>> START TASK INPUT

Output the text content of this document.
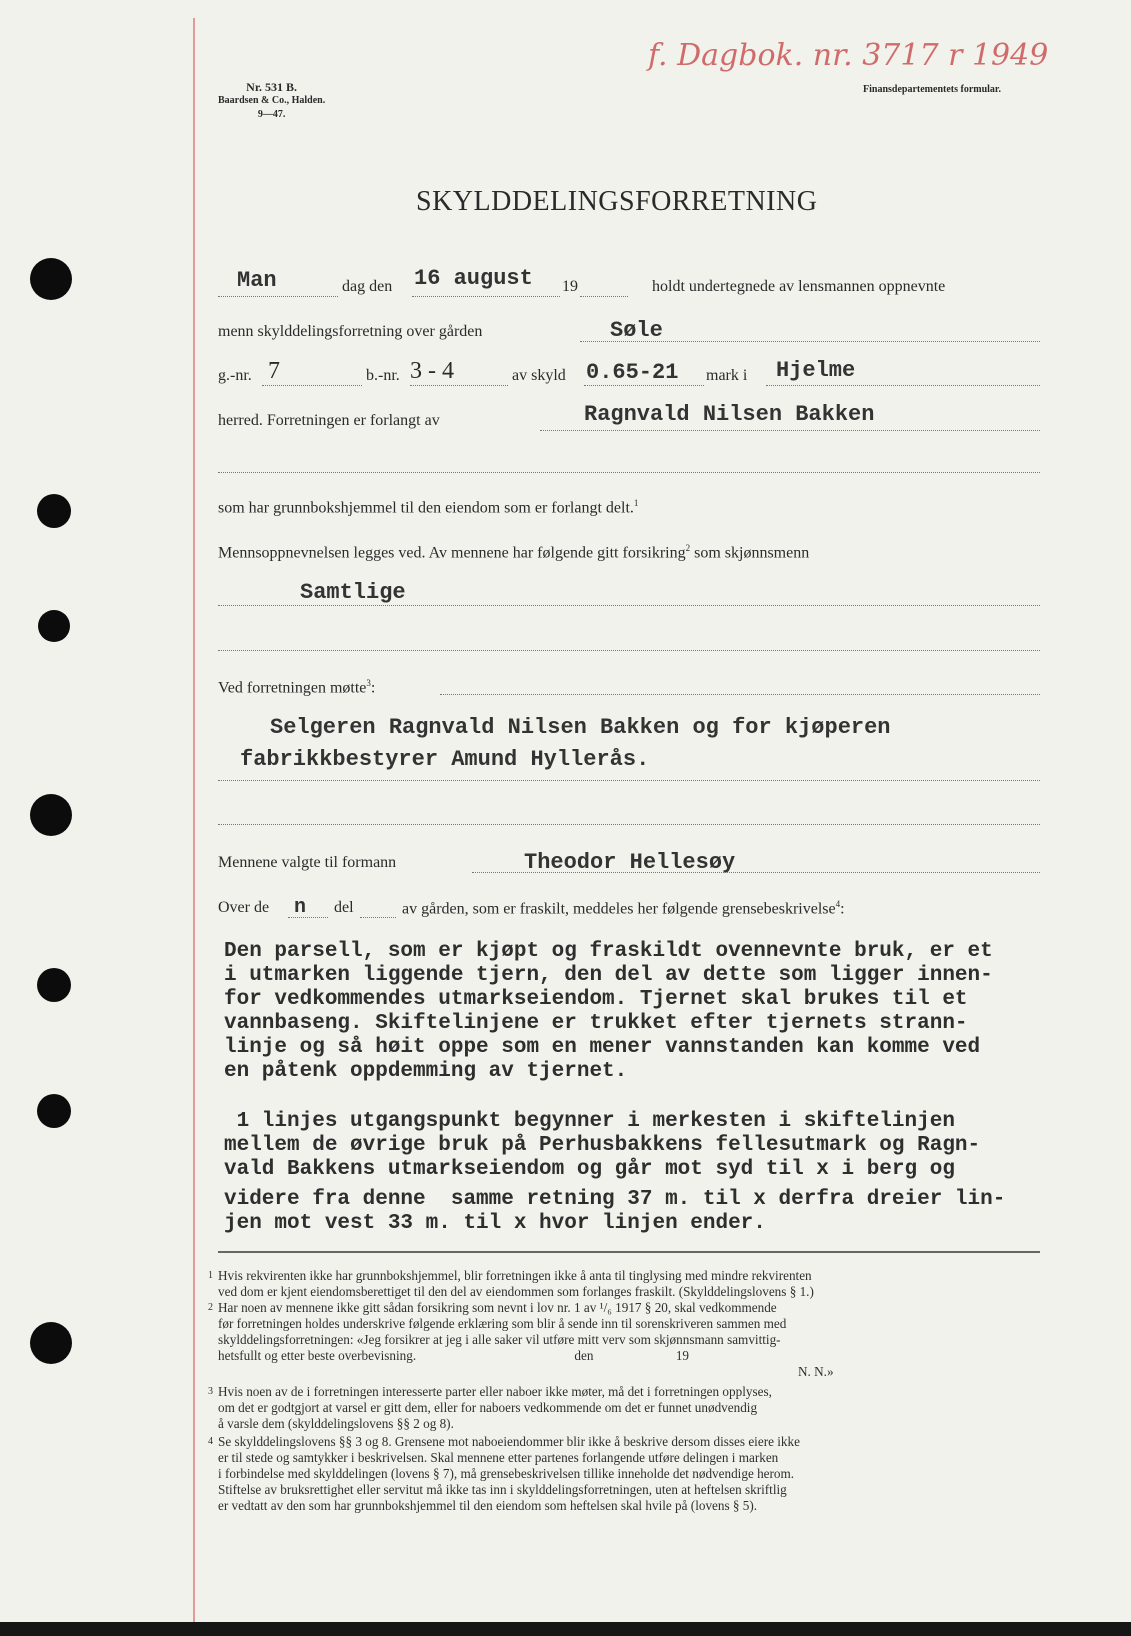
Nr. 531 B.
Baardsen & Co., Halden.
9—47.
f. Dagbok. nr. 3717 r 1949
Finansdepartementets formular.
SKYLDDELINGSFORRETNING
Man	dag den 16 august 19	holdt undertegnede av lensmannen oppnevnte
menn skylddelingsforretning over gården	Søle
g.-nr. 7	b.-nr. 3 - 4	av skyld 0.65-21 mark i Hjelme
herred. Forretningen er forlangt av	Ragnvald Nilsen Bakken
som har grunnbokshjemmel til den eiendom som er forlangt delt.$^1$
Mennsoppnevnelsen legges ved. Av mennene har følgende gitt forsikring$^2$ som skjønnsmenn
Samtlige
Ved forretningen møtte$^3$:
Selgeren Ragnvald Nilsen Bakken og for kjøperen
fabrikkbestyrer Amund Hyllerås.
Mennene valgte til formann	Theodor Hellesøy
Over de n del	av gården, som er fraskilt, meddeles her følgende grensebeskrivelse$^4$:
Den parsell, som er kjøpt og fraskildt ovennevnte bruk, er et
i utmarken liggende tjern, den del av dette som ligger innen-
for vedkommendes utmarkseiendom. Tjernet skal brukes til et
vannbaseng. Skiftelinjene er trukket efter tjernets strann-
linje og så høit oppe som en mener vannstanden kan komme ved
en påtenk oppdemming av tjernet.
1 linjes utgangspunkt begynner i merkesten i skiftelinjen
mellem de øvrige bruk på Perhusbakkens fellesutmark og Ragn-
vald Bakkens utmarkseiendom og går mot syd til x i berg og
videre fra denne  samme retning 37 m. til x derfra dreier lin-
jen mot vest 33 m. til x hvor linjen ender.
1 Hvis rekvirenten ikke har grunnbokshjemmel, blir forretningen ikke å anta til tinglysing med mindre rekvirenten

ved dom er kjent eiendomsberettiget til den del av eiendommen som forlanges fraskilt. (Skylddelingslovens § 1.)

2 Har noen av mennene ikke gitt sådan forsikring som nevnt i lov nr. 1 av ¹/₆ 1917 § 20, skal vedkommende

før forretningen holdes underskrive følgende erklæring som blir å sende inn til sorenskriveren sammen med

skylddelingsforretningen: «Jeg forsikrer at jeg i alle saker vil utføre mitt verv som skjønnsmann samvittig-

hetsfullt og etter beste overbevisning.                                                den                         19

N. N.»

3 Hvis noen av de i forretningen interesserte parter eller naboer ikke møter, må det i forretningen opplyses,

om det er godtgjort at varsel er gitt dem, eller for naboers vedkommende om det er funnet unødvendig

å varsle dem (skylddelingslovens §§ 2 og 8).

4 Se skylddelingslovens §§ 3 og 8. Grensene mot naboeiendommer blir ikke å beskrive dersom disses eiere ikke

er til stede og samtykker i beskrivelsen. Skal mennene etter partenes forlangende utføre delingen i marken

i forbindelse med skylddelingen (lovens § 7), må grensebeskrivelsen tillike inneholde det nødvendige herom.

Stiftelse av bruksrettighet eller servitut må ikke tas inn i skylddelingsforretningen, uten at heftelsen skriftlig

er vedtatt av den som har grunnbokshjemmel til den eiendom som heftelsen skal hvile på (lovens § 5).
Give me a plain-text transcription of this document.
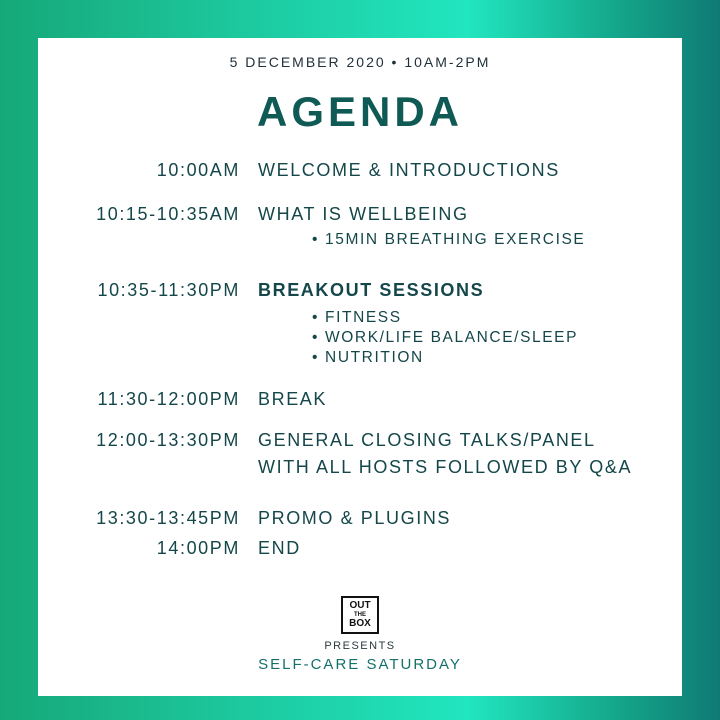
5 DECEMBER 2020 • 10AM-2PM
AGENDA
10:00AM WELCOME & INTRODUCTIONS
10:15-10:35AM WHAT IS WELLBEING
• 15MIN BREATHING EXERCISE
10:35-11:30PM BREAKOUT SESSIONS
• FITNESS
• WORK/LIFE BALANCE/SLEEP
• NUTRITION
11:30-12:00PM BREAK
12:00-13:30PM GENERAL CLOSING TALKS/PANEL
WITH ALL HOSTS FOLLOWED BY Q&A
13:30-13:45PM PROMO & PLUGINS
14:00PM END
OUT
THE
BOX
PRESENTS
SELF-CARE SATURDAY
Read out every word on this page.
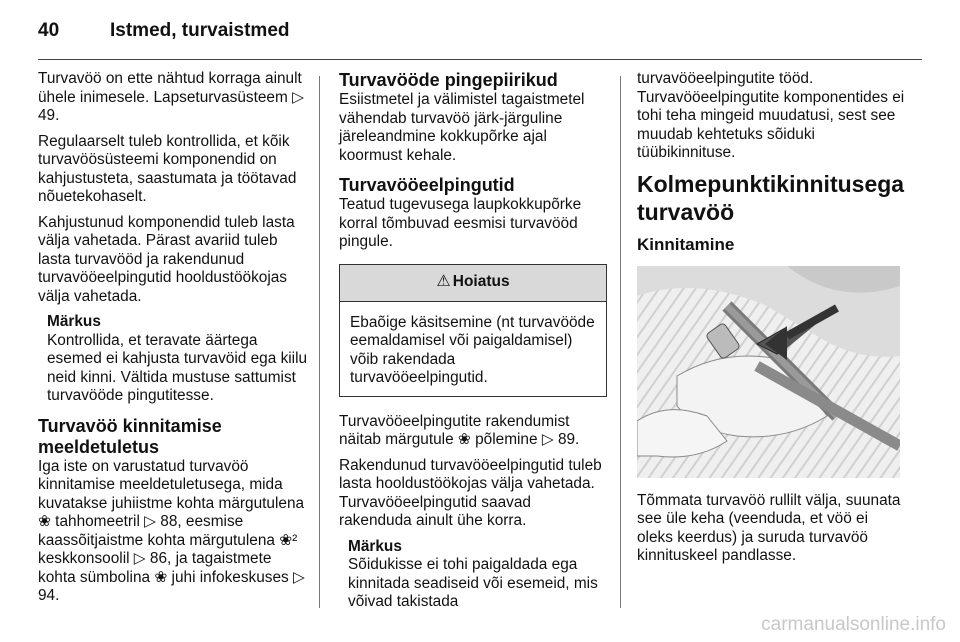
40	Istmed, turvaistmed

Turvavöö on ette nähtud korraga ainult ühele inimesele. Lapseturvasüsteem ▷ 49.

Regulaarselt tuleb kontrollida, et kõik turvavöösüsteemi komponendid on kahjustusteta, saastumata ja töötavad nõuetekohaselt.

Kahjustunud komponendid tuleb lasta välja vahetada. Pärast avariid tuleb lasta turvavööd ja rakendunud turvavööeelpingutid hooldustöökojas välja vahetada.

Märkus
Kontrollida, et teravate äärtega esemed ei kahjusta turvavöid ega kiilu neid kinni. Vältida mustuse sattumist turvavööde pingutitesse.
Turvavöö kinnitamise meeldetuletus

Iga iste on varustatud turvavöö kinnitamise meeldetuletusega, mida kuvatakse juhiistme kohta märgutulena ❀ tahhomeetril ▷ 88, eesmise kaassõitjaistme kohta märgutulena ❀² keskkonsoolil ▷ 86, ja tagaistmete kohta sümbolina ❀ juhi infokeskuses ▷ 94.

Turvavööde pingepiirikud

Esiistmetel ja välimistel tagaistmetel vähendab turvavöö järk-järguline järeleandmine kokkupõrke ajal koormust kehale.

Turvavööeelpingutid

Teatud tugevusega laupkokkupõrke korral tõmbuvad eesmisi turvavööd pingule.

⚠ Hoiatus
Ebaõige käsitsemine (nt turvavööde eemaldamisel või paigaldamisel) võib rakendada turvavööeelpingutid.

Turvavööeelpingutite rakendumist näitab märgutule ❀ põlemine ▷ 89.

Rakendunud turvavööeelpingutid tuleb lasta hooldustöökojas välja vahetada. Turvavööeelpingutid saavad rakenduda ainult ühe korra.

Märkus
Sõidukisse ei tohi paigaldada ega kinnitada seadiseid või esemeid, mis võivad takistada

turvavööeelpingutite tööd. Turvavööeelpingutite komponentides ei tohi teha mingeid muudatusi, sest see muudab kehtetuks sõiduki tüübikinnituse.

Kolmepunktikinnitusega turvavöö
Kinnitamine

Tõmmata turvavöö rullilt välja, suunata see üle keha (veenduda, et vöö ei oleks keerdus) ja suruda turvavöö kinnituskeel pandlasse.

carmanualsonline.info
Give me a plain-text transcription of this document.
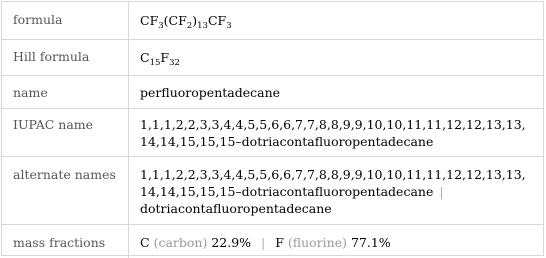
formula	$CF_3(CF_2)_{13}CF_3$
Hill formula	$C_{15}F_{32}$
name	perfluoropentadecane
IUPAC name	1,1,1,2,2,3,3,4,4,5,5,6,6,7,7,8,8,9,9,10,10,11,11,12,12,13,13,
14,14,15,15,15–dotriacontafluoropentadecane
alternate names	1,1,1,2,2,3,3,4,4,5,5,6,6,7,7,8,8,9,9,10,10,11,11,12,12,13,13,
14,14,15,15,15–dotriacontafluoropentadecane |
dotriacontafluoropentadecane
mass fractions	C (carbon) 22.9% | F (fluorine) 77.1%
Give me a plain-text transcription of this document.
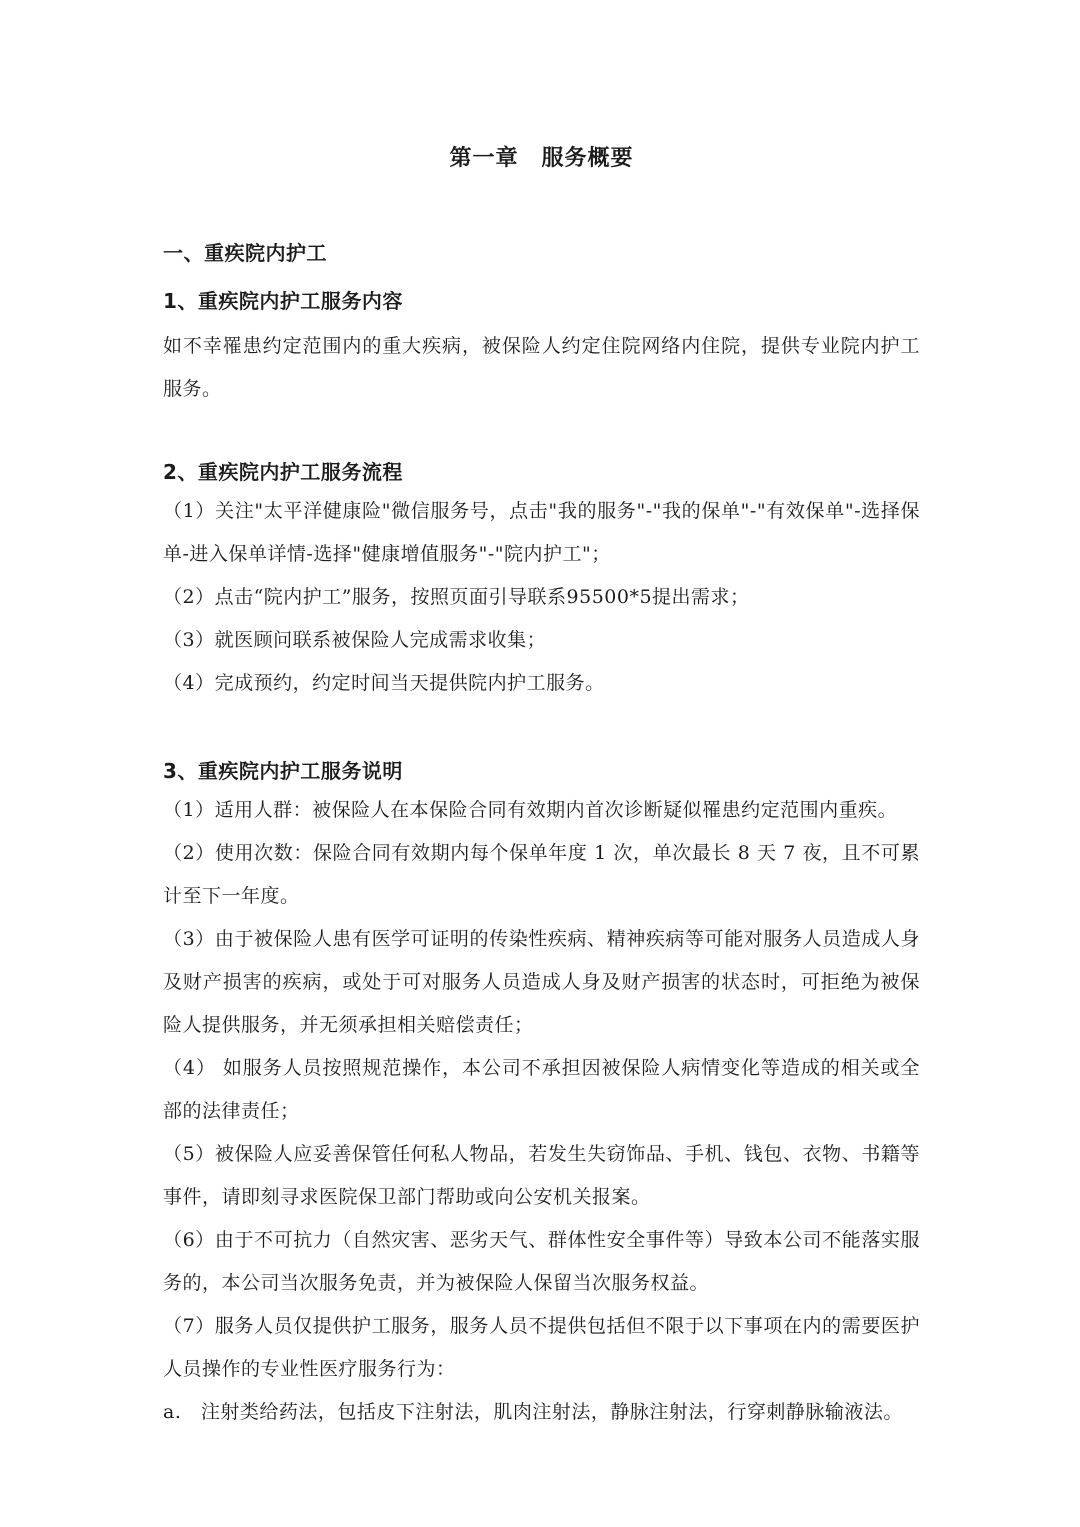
第一章　服务概要
一、重疾院内护工
1、重疾院内护工服务内容

如不幸罹患约定范围内的重大疾病，被保险人约定住院网络内住院，提供专业院内护工服务。

2、重疾院内护工服务流程

（1）关注"太平洋健康险"微信服务号，点击"我的服务"-"我的保单"-"有效保单"-选择保单-进入保单详情-选择"健康增值服务"-"院内护工"；

（2）点击“院内护工”服务，按照页面引导联系95500*5提出需求；

（3）就医顾问联系被保险人完成需求收集；

（4）完成预约，约定时间当天提供院内护工服务。

3、重疾院内护工服务说明

（1）适用人群：被保险人在本保险合同有效期内首次诊断疑似罹患约定范围内重疾。

（2）使用次数：保险合同有效期内每个保单年度 1 次，单次最长 8 天 7 夜，且不可累计至下一年度。

（3）由于被保险人患有医学可证明的传染性疾病、精神疾病等可能对服务人员造成人身及财产损害的疾病，或处于可对服务人员造成人身及财产损害的状态时，可拒绝为被保险人提供服务，并无须承担相关赔偿责任；

（4） 如服务人员按照规范操作，本公司不承担因被保险人病情变化等造成的相关或全部的法律责任；

（5）被保险人应妥善保管任何私人物品，若发生失窃饰品、手机、钱包、衣物、书籍等事件，请即刻寻求医院保卫部门帮助或向公安机关报案。

（6）由于不可抗力（自然灾害、恶劣天气、群体性安全事件等）导致本公司不能落实服务的，本公司当次服务免责，并为被保险人保留当次服务权益。

（7）服务人员仅提供护工服务，服务人员不提供包括但不限于以下事项在内的需要医护人员操作的专业性医疗服务行为：

a.　注射类给药法，包括皮下注射法，肌肉注射法，静脉注射法，行穿刺静脉输液法。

>> END TASK INPUT

Check every line of the entries above for the word "vahetada" and report how many lines contain it, giving the number only.

**THE OUTPUT**.
2